▶ **AUSGEWÄHLTER TEXTAUSZUG**:
# E-Post Brief? Sinn?



## Magogan (6. März 2012)

Hiho,

ich frage mich schon ewig, welchen Sinn eigentlich der E-Post Brief hat ...

Soweit ich herausgefunden habe, kann man dort Post elektronisch zustellen, also wie eine E-Mail, nur mit dem Unterschied, dass das beim E-Post Brief Geld kostet ...

Man kann sich das auch ausdrucken lassen und dem Empfänger per Brief zustellen lassen - ok, aber warum druckt man es dann nicht selber aus und schmeißt es in den nächsten Briefkasten? Drucken lassen kostet anscheinend extra Geld für farbige oder für mehrere Seiten (ab 4 Seiten, wenn ich das richtig verstanden habe).

Kann mir irgendwer erklären, welchen Sinn dieser E-Post Brief nun genau hat?

Grüße
Magogan


----------



## ichbinnichtschuld (6. März 2012)

er ist rechtlich bindend wie schreiben auf papier. die normale email ist es nicht


----------



## Manowar (6. März 2012)

Was ist eigentlich los mit dir? 

http://de.wikipedia.org/wiki/E-Postbrief


----------



## Magogan (6. März 2012)

Ja, hmm, wieso habe ich nicht an Wikipedia gedacht?

Aber daraus geht auch kein wirklicher praktischer Nutzen hervor, zumal die Ausdrucke angeblich nicht immer fehlerfrei sind ...


----------



## Ceiwyn (6. März 2012)

ichbinnichtschuld schrieb:


> er ist rechtlich bindend wie schreiben auf papier. die normale email ist es nicht



Äh, doch, ist sie. Mit rechtlicher Wirksamkeit hat das nichts zu tun, es dreht sich nur um eine aufgehübschte Professionalität, die es sowieso nicht gibt.


----------



## Arosk (6. März 2012)

Ceiwyn schrieb:


> Äh, doch, ist sie. Mit rechtlicher Wirksamkeit hat das nichts zu tun, es dreht sich nur um eine aufgehübschte Professionalität, die es sowieso nicht gibt.



Bei behördlichen Nachrichten kannst du keine E-Mail benutzen. Private Verträge sind ein anderes Pferd.


----------



## Ceiwyn (6. März 2012)

Arosk schrieb:


> Bei behördlichen Nachrichten kannst du keine E-Mail benutzen. Private Verträge sind ein anderes Pferd.

▶ **BEREITGESTELLTE ANGABEN**:
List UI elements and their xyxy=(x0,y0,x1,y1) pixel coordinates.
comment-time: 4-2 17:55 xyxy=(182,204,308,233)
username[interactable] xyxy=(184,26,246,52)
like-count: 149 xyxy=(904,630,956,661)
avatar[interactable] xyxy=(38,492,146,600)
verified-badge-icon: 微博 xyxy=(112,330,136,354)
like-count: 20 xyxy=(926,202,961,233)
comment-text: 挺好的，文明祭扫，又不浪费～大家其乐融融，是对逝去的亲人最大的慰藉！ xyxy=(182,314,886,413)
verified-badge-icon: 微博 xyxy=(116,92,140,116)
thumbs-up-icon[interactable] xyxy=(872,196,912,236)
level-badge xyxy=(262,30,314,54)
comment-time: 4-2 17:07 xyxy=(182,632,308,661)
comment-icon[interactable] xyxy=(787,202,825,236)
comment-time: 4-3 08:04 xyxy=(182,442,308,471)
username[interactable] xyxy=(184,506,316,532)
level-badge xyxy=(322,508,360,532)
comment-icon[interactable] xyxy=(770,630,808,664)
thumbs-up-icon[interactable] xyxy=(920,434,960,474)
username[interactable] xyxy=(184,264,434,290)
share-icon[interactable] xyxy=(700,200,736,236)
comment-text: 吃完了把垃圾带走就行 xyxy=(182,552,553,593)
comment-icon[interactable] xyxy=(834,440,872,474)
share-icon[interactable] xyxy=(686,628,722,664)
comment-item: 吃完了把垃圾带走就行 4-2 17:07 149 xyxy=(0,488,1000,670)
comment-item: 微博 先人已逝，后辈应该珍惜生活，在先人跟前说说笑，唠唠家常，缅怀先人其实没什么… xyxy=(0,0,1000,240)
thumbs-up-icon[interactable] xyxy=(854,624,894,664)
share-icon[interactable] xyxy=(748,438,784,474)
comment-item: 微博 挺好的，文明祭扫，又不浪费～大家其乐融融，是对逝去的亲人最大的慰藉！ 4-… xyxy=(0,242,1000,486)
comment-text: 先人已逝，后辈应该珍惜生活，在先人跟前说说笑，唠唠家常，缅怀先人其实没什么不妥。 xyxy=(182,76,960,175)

▶ **ARBEITSAUFTRAG**:
Welchen Unterschied zwischen dem E-Post Brief und einer E-Mail nennt Magogan im ersten Beitrag der Forumsdiskussion über den E-Post Brief?

▶ **LÖSUNG**:
Im Unterschied zur E-Mail kostet der E-Post Brief Geld.